╭─ Source excerpt

Let’s take a look at the variables with the most predictive power in our random forest model.
vi <- varImp(cv_rf)$importance %>%
add_rownames("variable") %>%
rename(Importance = Overall) %>%
arrange(desc(Importance)) %>%
filter(row_number() <= 10) %>%
mutate(variable = str_replace_all(variable, "as.factor\\(|_day_avg", ""),
variable = str_replace_all(variable, "\\)", "_"))
ggplot(vi, aes(x=reorder(variable, -Importance), y = Importance)) +
geom_bar(position = "dodge", stat = "identity", fill = "blue", color = "black", alpha = 0.6) +
theme_classic() +
ggtitle("Hour of the Day is the Strongest Predictor") +
theme(plot.title = element_text(face = "bold" , hjust = 0.5, size = 15),
axis.text = element_text(color = "black", size = 12),
axis.title.x = element_text(color = "black", size = 12),
axis.title.y = element_text(color = "black", size = 12)) +
scale_y_continuous(name = "Relative Importance",
breaks = seq(0,100, by = 20)

╰─
╭─ Excerpted records

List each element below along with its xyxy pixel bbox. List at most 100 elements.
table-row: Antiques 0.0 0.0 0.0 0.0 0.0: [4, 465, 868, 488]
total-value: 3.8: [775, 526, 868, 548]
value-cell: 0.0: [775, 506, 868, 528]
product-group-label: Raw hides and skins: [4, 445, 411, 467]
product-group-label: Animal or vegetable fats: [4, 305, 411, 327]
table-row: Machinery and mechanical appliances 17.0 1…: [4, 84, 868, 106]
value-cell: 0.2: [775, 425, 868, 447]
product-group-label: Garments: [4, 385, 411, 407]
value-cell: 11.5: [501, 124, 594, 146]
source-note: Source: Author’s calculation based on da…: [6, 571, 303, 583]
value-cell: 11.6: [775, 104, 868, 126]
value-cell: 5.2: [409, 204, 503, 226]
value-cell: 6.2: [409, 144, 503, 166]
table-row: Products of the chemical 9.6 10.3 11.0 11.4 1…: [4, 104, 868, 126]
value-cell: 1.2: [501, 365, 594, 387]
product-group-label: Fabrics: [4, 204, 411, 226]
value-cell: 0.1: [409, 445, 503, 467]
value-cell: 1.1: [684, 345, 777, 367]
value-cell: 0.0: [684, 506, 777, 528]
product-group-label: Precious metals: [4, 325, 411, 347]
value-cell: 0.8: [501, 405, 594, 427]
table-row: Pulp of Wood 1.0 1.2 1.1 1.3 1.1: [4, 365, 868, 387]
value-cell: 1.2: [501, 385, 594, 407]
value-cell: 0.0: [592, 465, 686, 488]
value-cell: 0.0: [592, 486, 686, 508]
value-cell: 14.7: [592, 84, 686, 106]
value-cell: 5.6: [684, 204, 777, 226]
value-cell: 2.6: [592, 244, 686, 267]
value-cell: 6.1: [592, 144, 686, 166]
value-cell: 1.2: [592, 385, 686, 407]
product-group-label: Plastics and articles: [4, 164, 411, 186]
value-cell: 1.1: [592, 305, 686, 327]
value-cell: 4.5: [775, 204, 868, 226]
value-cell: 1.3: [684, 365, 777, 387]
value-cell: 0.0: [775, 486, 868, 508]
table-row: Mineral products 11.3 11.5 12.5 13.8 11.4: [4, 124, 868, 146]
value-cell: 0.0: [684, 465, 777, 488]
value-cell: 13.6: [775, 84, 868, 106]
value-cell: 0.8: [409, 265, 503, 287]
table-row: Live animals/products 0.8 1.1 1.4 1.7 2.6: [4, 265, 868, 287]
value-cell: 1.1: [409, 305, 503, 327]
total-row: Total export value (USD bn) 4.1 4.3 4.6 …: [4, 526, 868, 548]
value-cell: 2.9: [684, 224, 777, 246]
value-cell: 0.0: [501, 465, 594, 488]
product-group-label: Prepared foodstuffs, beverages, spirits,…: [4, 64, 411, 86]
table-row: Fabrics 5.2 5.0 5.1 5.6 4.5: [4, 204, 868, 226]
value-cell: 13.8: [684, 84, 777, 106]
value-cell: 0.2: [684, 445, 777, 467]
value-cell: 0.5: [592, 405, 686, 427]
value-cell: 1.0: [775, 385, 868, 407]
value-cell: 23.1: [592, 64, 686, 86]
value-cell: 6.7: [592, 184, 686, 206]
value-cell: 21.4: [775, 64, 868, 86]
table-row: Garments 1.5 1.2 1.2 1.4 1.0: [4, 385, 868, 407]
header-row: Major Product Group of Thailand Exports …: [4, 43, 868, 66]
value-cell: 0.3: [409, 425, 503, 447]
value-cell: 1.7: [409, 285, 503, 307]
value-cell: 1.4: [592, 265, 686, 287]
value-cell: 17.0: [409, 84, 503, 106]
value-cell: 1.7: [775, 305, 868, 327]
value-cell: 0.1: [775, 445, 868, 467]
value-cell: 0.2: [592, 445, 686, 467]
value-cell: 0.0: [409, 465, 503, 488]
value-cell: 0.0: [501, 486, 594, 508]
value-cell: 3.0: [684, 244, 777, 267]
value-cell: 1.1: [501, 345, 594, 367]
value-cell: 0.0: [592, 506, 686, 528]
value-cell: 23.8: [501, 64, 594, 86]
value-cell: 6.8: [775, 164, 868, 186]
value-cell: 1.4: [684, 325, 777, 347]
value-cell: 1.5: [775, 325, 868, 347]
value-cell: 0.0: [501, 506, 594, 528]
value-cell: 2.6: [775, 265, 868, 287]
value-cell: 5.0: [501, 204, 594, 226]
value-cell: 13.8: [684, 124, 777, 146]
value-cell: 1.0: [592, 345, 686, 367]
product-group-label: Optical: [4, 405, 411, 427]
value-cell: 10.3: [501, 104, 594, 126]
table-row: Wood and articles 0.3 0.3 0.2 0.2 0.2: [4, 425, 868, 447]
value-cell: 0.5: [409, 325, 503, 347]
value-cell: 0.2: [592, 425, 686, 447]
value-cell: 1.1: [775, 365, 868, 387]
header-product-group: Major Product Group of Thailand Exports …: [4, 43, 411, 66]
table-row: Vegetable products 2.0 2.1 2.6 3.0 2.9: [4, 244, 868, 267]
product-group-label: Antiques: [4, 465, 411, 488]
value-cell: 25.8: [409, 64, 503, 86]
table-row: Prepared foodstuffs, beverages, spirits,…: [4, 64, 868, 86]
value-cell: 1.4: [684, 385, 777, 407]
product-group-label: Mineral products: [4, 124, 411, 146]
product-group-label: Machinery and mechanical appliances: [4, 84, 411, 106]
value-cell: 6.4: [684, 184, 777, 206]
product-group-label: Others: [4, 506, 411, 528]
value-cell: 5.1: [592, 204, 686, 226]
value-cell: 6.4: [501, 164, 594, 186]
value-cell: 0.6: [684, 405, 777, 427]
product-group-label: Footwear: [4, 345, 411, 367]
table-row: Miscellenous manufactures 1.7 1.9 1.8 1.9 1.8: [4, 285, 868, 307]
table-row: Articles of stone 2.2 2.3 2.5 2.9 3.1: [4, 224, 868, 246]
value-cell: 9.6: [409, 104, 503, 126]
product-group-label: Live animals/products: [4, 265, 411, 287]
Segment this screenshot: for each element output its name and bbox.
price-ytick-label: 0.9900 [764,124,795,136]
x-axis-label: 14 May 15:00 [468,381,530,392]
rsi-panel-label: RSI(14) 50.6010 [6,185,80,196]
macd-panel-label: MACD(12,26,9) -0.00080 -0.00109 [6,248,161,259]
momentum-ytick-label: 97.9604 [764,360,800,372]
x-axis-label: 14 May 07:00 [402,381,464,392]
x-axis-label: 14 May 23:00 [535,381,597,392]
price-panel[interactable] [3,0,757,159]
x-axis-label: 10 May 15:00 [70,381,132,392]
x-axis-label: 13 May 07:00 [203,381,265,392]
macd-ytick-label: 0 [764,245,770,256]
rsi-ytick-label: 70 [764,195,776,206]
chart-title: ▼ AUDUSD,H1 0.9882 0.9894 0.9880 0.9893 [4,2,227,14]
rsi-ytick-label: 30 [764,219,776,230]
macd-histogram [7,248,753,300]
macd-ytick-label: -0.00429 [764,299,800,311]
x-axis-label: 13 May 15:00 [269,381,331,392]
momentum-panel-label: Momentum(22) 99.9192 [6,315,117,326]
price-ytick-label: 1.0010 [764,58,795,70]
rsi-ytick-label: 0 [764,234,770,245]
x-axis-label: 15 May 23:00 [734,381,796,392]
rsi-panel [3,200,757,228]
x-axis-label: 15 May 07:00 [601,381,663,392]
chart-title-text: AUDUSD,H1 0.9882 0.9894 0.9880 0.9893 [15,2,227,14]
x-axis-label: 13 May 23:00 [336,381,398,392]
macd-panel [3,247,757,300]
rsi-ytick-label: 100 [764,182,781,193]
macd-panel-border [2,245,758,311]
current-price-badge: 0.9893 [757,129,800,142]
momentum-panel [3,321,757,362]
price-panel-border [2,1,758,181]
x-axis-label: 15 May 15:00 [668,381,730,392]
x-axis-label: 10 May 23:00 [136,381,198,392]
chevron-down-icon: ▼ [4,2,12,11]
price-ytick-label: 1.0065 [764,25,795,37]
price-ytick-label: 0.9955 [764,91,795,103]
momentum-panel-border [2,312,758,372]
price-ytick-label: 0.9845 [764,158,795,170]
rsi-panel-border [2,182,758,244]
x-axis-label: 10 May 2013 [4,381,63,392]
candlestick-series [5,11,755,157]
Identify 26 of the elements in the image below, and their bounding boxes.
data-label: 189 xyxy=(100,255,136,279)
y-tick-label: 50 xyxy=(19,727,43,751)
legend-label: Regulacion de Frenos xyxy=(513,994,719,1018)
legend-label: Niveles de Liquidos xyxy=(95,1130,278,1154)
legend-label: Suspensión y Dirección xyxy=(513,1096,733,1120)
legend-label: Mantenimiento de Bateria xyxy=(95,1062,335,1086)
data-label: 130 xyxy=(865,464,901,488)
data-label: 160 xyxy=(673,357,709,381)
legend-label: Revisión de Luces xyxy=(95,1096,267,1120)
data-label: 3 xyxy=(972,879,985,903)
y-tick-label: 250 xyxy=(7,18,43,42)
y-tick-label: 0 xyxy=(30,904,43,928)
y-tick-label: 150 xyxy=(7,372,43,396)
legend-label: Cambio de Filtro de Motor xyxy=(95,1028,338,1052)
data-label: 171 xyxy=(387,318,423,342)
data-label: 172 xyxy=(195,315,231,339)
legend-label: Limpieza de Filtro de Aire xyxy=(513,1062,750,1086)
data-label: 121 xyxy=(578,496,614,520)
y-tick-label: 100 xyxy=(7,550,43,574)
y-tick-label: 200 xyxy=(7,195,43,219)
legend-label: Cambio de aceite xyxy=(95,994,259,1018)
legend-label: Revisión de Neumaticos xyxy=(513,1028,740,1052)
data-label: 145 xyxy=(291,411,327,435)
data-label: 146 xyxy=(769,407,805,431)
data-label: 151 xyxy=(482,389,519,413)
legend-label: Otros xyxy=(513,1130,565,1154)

╰─

• Written request A
Using the random forest code excerpt, decide whether each statement agrees with it: (i) only the ten most important variables are kept for the plot; (ii) the bars are filled red; (iii) the plot title names hour of the day as the strongest predictor. Answer yes or no for each and quote the words that decide it.
• Written request B
In the random forest code excerpt, what name is given to the y-axis?

• Full answer A
(i) Yes: "filter(row_number() <= 10)"
(ii) No: fill = "blue"
(iii) Yes: "Hour of the Day is the Strongest Predictor"

• Full answer B
Relative Importance